• [Extracted records]
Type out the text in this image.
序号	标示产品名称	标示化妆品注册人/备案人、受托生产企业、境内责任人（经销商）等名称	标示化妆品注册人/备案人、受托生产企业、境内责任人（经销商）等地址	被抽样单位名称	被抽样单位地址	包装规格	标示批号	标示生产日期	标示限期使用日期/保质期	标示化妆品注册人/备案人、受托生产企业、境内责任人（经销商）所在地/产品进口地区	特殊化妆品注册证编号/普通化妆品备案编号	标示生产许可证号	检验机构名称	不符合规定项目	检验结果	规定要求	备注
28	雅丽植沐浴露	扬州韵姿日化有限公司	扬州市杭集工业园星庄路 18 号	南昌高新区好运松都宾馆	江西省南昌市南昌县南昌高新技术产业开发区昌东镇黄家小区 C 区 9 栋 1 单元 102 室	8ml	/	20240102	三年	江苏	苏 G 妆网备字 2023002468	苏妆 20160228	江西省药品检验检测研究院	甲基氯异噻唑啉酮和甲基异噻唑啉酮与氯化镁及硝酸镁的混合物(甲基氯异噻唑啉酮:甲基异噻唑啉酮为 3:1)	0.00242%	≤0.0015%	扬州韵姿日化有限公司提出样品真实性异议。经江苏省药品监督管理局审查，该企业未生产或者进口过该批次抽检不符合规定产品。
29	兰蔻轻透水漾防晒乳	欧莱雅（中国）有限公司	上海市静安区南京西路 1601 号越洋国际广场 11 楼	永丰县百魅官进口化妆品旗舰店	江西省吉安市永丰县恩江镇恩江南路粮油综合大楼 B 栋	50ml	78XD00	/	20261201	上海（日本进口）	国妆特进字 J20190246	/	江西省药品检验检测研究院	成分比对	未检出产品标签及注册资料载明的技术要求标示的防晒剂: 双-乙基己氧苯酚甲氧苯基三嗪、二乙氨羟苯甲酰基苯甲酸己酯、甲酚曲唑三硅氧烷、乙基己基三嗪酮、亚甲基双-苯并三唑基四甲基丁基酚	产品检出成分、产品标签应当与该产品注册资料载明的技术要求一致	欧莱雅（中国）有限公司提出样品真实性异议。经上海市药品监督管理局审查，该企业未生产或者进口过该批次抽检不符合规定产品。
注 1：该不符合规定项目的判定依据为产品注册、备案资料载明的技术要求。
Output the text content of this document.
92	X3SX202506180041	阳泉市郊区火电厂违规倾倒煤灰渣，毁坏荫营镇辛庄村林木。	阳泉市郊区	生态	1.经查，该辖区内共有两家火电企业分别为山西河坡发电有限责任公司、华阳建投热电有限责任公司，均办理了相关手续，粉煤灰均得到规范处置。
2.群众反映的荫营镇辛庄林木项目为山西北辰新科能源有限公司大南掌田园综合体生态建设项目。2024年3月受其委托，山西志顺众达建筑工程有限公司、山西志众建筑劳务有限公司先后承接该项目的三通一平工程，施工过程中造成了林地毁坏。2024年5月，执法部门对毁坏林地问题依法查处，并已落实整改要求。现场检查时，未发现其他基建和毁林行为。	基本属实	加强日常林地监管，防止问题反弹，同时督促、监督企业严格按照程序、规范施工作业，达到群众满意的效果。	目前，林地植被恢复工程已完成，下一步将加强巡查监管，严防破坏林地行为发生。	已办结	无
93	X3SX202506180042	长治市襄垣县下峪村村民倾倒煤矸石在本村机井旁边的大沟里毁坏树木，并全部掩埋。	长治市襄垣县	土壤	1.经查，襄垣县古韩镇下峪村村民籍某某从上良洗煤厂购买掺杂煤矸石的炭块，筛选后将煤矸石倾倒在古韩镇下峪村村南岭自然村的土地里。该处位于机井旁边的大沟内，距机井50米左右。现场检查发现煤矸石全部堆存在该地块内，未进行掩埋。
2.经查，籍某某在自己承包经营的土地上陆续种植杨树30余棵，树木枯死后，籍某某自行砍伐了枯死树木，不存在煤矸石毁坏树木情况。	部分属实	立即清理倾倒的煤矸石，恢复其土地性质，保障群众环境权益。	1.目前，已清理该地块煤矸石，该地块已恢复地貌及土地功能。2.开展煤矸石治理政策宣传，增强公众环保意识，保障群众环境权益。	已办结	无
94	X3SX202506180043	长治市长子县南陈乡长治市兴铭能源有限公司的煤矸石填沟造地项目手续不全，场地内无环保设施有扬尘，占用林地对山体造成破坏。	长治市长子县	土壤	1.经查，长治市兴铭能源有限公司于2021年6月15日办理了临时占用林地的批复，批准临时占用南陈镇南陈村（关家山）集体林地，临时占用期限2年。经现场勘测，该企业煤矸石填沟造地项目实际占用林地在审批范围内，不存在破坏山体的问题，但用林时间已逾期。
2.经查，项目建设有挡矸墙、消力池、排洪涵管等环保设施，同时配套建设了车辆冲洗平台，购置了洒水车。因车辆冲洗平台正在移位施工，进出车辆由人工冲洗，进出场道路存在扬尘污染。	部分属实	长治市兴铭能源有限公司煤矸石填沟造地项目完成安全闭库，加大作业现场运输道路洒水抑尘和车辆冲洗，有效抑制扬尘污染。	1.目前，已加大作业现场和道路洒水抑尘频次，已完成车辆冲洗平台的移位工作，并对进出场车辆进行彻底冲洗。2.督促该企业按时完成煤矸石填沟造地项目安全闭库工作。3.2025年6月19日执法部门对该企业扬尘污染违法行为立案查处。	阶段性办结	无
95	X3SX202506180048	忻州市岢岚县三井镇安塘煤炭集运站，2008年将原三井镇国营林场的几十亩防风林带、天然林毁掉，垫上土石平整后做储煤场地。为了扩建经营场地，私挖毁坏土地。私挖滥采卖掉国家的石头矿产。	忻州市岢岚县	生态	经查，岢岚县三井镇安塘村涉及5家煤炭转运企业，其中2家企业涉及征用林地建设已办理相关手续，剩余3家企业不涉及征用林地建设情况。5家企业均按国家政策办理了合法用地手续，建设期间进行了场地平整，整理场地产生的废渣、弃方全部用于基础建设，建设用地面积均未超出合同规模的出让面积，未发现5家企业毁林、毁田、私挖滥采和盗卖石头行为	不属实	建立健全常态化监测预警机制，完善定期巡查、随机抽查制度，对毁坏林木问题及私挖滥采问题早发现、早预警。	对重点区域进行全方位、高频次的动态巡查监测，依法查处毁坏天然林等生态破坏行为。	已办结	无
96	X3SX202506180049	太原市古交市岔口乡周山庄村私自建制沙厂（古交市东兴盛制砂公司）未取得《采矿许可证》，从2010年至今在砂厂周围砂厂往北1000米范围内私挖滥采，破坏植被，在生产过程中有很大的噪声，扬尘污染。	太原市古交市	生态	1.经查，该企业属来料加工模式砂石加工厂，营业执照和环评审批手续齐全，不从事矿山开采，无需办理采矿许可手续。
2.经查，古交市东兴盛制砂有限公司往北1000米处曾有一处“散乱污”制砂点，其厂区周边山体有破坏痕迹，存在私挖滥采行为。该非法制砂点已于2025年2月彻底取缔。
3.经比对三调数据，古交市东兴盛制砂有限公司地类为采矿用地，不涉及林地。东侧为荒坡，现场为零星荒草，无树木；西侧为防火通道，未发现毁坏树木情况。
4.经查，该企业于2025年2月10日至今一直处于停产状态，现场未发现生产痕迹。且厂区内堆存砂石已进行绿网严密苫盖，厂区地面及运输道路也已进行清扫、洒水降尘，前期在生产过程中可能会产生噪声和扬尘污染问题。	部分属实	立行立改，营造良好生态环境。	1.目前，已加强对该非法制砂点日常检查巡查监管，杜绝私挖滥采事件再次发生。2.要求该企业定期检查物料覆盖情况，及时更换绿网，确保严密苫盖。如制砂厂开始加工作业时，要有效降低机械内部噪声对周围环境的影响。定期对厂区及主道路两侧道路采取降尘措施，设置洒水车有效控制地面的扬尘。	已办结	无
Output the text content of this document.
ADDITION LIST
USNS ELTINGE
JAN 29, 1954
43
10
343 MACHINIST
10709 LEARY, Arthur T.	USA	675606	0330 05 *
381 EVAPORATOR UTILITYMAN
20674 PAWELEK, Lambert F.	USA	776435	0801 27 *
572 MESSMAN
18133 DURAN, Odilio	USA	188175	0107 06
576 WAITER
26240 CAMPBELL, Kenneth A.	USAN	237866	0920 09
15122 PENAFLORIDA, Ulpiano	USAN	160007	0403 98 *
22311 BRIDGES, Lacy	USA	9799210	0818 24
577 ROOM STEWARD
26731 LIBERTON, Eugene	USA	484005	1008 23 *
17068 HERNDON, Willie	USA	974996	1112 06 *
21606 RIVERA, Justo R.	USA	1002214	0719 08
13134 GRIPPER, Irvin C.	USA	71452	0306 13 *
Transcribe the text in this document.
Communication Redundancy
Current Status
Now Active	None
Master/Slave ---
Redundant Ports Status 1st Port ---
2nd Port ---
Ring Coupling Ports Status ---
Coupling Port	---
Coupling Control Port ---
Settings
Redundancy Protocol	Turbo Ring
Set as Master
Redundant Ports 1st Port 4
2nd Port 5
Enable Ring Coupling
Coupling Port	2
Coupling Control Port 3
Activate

• [What you need to do] Look through the records and gather every line containing "Ring".

• [Complete output]
Ring Coupling Ports Status ---
Redundancy Protocol	Turbo Ring
Enable Ring Coupling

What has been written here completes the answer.